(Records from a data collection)

################

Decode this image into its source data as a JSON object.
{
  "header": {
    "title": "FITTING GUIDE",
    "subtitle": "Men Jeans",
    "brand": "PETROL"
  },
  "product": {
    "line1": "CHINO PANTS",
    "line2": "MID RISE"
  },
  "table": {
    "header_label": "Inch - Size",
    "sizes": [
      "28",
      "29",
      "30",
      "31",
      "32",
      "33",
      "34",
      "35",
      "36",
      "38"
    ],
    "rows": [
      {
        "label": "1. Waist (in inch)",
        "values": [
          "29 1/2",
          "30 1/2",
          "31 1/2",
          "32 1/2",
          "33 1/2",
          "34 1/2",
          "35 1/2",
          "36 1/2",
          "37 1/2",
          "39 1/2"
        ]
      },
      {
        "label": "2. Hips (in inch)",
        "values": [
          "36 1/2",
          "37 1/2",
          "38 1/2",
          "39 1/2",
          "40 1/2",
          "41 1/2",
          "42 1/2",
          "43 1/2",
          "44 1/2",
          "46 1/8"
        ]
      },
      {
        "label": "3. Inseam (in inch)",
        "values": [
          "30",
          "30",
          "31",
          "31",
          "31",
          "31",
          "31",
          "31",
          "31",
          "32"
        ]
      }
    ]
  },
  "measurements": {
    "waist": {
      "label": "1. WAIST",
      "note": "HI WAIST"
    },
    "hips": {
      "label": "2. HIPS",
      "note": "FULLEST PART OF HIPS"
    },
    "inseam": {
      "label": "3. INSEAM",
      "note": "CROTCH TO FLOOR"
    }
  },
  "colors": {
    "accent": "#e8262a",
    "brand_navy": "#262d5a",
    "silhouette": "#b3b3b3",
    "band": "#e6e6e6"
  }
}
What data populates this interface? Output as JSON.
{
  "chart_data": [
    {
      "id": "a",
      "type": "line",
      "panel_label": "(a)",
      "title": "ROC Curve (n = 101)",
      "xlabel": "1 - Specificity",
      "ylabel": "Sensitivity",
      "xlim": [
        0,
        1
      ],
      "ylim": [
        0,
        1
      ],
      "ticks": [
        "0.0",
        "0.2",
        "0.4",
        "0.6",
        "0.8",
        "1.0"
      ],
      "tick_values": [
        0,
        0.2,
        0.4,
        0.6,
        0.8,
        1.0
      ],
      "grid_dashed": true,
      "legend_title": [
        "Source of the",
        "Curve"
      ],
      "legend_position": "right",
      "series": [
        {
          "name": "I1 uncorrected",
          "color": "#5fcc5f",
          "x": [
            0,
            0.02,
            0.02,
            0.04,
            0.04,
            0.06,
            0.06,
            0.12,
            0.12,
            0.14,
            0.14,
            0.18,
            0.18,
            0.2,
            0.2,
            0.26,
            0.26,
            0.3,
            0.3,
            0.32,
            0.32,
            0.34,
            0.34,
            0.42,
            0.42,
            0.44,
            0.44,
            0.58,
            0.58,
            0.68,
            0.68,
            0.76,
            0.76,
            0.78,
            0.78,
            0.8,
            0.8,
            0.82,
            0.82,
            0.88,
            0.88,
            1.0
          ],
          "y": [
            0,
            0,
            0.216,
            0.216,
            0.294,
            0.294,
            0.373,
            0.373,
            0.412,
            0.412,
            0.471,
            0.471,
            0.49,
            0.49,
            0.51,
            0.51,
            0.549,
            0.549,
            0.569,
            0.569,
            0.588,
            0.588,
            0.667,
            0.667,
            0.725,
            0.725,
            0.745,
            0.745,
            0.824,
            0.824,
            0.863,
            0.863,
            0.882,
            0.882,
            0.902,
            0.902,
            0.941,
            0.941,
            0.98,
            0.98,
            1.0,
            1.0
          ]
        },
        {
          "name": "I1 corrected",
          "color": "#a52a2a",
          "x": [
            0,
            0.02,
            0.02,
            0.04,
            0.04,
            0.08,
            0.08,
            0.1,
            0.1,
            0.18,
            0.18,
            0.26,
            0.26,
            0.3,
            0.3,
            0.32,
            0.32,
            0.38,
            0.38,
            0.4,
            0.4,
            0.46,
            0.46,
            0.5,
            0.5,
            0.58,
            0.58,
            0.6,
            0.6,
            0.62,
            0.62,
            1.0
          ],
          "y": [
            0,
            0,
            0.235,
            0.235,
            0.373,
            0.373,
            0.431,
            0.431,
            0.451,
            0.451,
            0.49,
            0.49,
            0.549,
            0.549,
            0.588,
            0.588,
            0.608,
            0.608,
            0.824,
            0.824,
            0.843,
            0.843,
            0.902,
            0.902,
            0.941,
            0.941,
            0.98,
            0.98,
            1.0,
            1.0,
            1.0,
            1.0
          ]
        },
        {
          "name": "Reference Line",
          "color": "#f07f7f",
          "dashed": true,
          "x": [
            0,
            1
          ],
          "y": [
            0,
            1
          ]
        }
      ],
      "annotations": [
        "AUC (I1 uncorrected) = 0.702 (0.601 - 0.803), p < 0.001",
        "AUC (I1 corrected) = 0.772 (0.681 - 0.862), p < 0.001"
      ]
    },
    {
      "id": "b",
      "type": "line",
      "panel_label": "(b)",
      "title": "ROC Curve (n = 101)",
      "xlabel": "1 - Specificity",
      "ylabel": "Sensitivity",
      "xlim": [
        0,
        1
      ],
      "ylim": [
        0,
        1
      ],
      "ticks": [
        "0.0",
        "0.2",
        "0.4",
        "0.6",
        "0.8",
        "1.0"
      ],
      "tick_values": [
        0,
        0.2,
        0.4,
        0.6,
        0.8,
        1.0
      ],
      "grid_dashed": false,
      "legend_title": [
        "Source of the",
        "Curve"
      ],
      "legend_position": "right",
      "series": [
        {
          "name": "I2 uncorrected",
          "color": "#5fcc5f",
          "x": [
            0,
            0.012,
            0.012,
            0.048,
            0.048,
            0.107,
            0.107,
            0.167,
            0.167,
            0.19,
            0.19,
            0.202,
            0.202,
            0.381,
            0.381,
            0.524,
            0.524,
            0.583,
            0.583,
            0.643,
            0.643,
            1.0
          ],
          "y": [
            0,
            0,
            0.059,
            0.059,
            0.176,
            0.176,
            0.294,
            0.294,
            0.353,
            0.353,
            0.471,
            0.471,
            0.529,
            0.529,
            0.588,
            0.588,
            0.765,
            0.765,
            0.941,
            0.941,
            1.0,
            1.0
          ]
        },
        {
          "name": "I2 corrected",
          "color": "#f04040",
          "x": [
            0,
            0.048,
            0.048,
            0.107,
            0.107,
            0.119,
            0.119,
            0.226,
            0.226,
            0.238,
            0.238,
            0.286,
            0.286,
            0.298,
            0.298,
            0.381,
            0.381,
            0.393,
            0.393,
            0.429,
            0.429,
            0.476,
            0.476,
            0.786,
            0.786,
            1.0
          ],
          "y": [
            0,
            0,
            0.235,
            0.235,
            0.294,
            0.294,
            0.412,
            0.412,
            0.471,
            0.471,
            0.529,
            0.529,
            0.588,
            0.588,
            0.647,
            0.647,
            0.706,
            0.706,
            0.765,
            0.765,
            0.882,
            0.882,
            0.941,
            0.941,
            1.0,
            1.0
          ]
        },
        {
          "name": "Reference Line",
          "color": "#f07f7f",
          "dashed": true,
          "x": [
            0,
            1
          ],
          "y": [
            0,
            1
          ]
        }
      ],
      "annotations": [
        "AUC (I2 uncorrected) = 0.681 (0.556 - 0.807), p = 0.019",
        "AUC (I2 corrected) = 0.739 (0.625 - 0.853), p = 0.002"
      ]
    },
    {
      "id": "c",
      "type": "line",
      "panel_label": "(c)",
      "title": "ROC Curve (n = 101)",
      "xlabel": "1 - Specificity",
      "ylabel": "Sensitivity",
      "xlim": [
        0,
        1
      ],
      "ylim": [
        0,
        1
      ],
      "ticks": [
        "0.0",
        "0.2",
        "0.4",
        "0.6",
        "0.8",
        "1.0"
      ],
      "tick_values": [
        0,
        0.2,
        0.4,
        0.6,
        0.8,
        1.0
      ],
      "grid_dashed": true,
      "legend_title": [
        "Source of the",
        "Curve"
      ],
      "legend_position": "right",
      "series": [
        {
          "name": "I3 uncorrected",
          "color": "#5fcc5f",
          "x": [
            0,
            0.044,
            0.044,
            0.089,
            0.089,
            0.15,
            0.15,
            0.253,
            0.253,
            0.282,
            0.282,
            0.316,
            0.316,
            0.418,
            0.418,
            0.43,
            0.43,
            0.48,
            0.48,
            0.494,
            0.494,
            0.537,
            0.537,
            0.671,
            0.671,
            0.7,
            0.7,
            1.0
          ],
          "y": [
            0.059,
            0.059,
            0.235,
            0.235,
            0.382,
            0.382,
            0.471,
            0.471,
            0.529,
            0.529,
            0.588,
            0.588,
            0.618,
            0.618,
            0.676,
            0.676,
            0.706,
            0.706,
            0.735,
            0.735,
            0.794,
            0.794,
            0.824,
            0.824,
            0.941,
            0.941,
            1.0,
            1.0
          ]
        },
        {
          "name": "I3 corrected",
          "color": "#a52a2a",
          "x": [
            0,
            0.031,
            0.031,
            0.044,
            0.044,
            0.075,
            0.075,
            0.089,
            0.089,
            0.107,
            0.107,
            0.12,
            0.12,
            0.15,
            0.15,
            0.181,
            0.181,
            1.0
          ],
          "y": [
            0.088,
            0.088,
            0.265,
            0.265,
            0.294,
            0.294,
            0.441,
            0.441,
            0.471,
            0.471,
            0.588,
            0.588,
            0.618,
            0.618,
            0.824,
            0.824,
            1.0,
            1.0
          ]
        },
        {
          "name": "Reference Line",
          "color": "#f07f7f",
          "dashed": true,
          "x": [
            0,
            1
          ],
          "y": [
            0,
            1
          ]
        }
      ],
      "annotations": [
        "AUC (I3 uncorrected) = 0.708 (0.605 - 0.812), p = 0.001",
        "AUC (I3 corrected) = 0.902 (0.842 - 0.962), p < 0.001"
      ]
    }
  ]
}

################

From the listing above, find the number of lines with the word "note" in them. Answer with the number only.

# Exercise solution
3